> [PROBLEM 1] Give the records again from the first line through the line containing "label-part: +oePrdm16 [208, 443, 255, 453]", substituting "marked-point" for every "highlight-point" and leaving everything else unchanged.

> [SOURCE]
41 Pages Posted: 1 Nov 2007
In the early years of the GATT/WTO regime, trade regulation occurred through a negotiated legislative process associated with trade rounds. Over the last fifteen years, however, the focus of GATT/WTO trade regulation has moved to the judicial process. GATT negotiations, reliant on reciprocity between big territories, non-reciprocity for developing countries, and the extension of Most Favored Nation status to all, created a regulatory system that substantially liberalized trade, but also enabled some powerful protectionist sectors to remain entrenched in industrialized countries. Since conclusion of the Uruguay Round, the decline in non-reciprocity for developing countries has catalyzed legislative gridlock at the GATT/WTO, reflected in the current Doha Round impasse. The failure of the Ministerial negotiating process has opened up space for public sector entrepreneurs - the Appellate Body - to push for regulatory change. The same divisions that have undermined trade talks have made it increasingly difficult for the membership to provide a check on judicial lawmaking. The result is that we are entering a period of "judicial liberalization" at the WTO, led by the Appellate Body.

> [SUPPLIED MATERIAL]

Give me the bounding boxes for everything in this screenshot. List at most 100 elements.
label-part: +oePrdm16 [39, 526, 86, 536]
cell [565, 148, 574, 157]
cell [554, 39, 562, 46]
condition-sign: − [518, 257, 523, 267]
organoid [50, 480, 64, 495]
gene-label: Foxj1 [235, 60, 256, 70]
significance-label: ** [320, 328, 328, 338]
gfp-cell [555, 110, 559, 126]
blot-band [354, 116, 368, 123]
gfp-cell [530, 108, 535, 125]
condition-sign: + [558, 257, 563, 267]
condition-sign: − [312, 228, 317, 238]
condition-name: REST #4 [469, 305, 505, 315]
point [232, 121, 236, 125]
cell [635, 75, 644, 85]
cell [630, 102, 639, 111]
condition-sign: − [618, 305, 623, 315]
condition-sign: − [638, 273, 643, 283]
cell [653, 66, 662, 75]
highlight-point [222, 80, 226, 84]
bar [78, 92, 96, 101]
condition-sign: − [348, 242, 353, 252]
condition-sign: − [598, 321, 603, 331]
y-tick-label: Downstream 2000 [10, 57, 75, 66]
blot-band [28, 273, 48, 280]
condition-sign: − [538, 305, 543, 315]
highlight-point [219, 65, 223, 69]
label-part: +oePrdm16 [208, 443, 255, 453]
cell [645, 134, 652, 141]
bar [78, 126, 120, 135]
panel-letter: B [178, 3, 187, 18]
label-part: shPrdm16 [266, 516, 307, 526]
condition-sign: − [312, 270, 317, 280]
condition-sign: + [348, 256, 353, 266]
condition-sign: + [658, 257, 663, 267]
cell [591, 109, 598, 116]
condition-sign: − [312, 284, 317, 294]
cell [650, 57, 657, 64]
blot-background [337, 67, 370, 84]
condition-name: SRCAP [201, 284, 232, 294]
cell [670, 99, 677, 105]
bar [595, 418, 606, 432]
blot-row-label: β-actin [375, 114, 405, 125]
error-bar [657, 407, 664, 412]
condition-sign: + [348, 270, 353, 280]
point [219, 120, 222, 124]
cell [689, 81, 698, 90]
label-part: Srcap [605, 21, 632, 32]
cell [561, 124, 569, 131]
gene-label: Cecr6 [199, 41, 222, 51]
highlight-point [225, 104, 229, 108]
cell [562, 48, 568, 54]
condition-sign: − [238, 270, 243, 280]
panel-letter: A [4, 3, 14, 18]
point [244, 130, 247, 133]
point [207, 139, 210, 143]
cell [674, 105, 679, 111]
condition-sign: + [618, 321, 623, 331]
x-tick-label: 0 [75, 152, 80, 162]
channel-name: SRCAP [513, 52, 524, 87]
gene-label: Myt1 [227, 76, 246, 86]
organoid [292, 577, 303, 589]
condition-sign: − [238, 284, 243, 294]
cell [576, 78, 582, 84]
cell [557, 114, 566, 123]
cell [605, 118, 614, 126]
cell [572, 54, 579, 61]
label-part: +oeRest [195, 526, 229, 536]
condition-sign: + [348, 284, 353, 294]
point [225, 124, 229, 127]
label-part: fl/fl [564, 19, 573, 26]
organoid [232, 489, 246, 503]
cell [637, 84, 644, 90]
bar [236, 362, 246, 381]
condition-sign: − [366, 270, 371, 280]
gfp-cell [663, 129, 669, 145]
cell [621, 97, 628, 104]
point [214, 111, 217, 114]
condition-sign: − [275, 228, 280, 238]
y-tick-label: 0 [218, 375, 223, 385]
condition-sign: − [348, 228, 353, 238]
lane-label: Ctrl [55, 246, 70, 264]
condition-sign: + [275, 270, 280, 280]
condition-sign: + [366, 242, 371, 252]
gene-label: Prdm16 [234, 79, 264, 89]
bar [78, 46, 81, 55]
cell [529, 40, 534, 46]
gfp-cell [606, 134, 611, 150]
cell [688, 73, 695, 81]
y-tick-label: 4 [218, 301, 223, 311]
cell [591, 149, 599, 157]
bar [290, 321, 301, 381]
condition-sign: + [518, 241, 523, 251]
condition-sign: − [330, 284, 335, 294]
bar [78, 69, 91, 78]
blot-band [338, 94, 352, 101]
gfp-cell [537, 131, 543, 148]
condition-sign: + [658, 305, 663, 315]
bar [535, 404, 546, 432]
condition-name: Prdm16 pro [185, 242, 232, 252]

> [PROBLEM 2] List the principles that GATT negotiations relied on, according to the abstract on GATT/WTO trade regulation.

> [EXPECTED ANSWER 1]
Give me the bounding boxes for everything in this screenshot. List at most 100 elements.
label-part: +oePrdm16 [39, 526, 86, 536]
cell [565, 148, 574, 157]
cell [554, 39, 562, 46]
condition-sign: − [518, 257, 523, 267]
organoid [50, 480, 64, 495]
gene-label: Foxj1 [235, 60, 256, 70]
significance-label: ** [320, 328, 328, 338]
gfp-cell [555, 110, 559, 126]
blot-band [354, 116, 368, 123]
gfp-cell [530, 108, 535, 125]
condition-sign: + [558, 257, 563, 267]
condition-sign: − [312, 228, 317, 238]
condition-name: REST #4 [469, 305, 505, 315]
point [232, 121, 236, 125]
cell [635, 75, 644, 85]
cell [630, 102, 639, 111]
condition-sign: − [618, 305, 623, 315]
condition-sign: − [638, 273, 643, 283]
cell [653, 66, 662, 75]
marked-point [222, 80, 226, 84]
bar [78, 92, 96, 101]
condition-sign: − [348, 242, 353, 252]
condition-sign: − [598, 321, 603, 331]
y-tick-label: Downstream 2000 [10, 57, 75, 66]
blot-band [28, 273, 48, 280]
condition-sign: − [538, 305, 543, 315]
marked-point [219, 65, 223, 69]
label-part: +oePrdm16 [208, 443, 255, 453]

> [EXPECTED ANSWER 2]
- Reciprocity between big territories
- Non-reciprocity for developing countries
- Extension of Most Favored Nation status to all